- WHAT TO PRODUCE -
Print the entries in full, word for word, but not the pictures.

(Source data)
◇ ◇ ◇ ◇
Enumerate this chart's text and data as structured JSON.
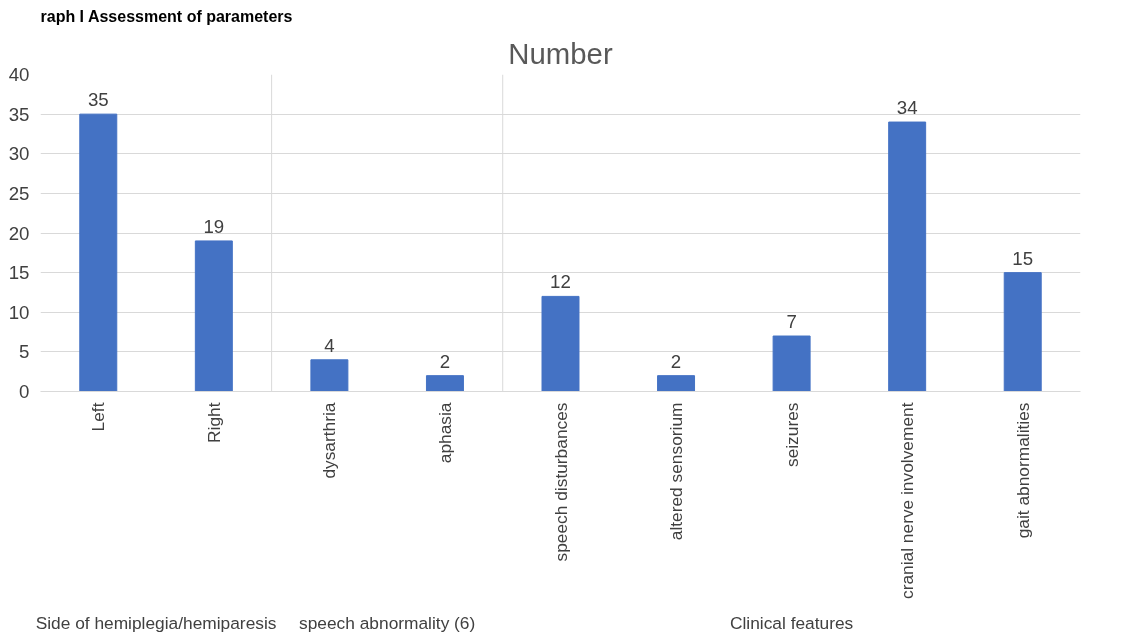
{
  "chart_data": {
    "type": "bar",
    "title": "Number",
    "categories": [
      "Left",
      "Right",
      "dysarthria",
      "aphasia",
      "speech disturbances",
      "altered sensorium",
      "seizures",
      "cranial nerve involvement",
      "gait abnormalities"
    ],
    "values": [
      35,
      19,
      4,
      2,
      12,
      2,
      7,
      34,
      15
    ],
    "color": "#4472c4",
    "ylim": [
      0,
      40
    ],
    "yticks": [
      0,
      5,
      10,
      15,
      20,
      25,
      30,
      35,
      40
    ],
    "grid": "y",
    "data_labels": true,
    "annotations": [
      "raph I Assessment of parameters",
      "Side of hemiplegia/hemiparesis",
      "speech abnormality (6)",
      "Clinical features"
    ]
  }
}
◇ ◇ ◇ ◇
- FINISHED EXERCISE -
Enumerate this chart's text and data as structured JSON.
{
  "chart_data": {
    "type": "bar",
    "title": "Number",
    "categories": [
      "Left",
      "Right",
      "dysarthria",
      "aphasia",
      "speech disturbances",
      "altered sensorium",
      "seizures",
      "cranial nerve involvement",
      "gait abnormalities"
    ],
    "values": [
      35,
      19,
      4,
      2,
      12,
      2,
      7,
      34,
      15
    ],
    "color": "#4472c4",
    "ylim": [
      0,
      40
    ],
    "yticks": [
      0,
      5,
      10,
      15,
      20,
      25,
      30,
      35,
      40
    ],
    "grid": "y",
    "data_labels": true,
    "annotations": [
      "raph I Assessment of parameters",
      "Side of hemiplegia/hemiparesis",
      "speech abnormality (6)",
      "Clinical features"
    ]
  }
}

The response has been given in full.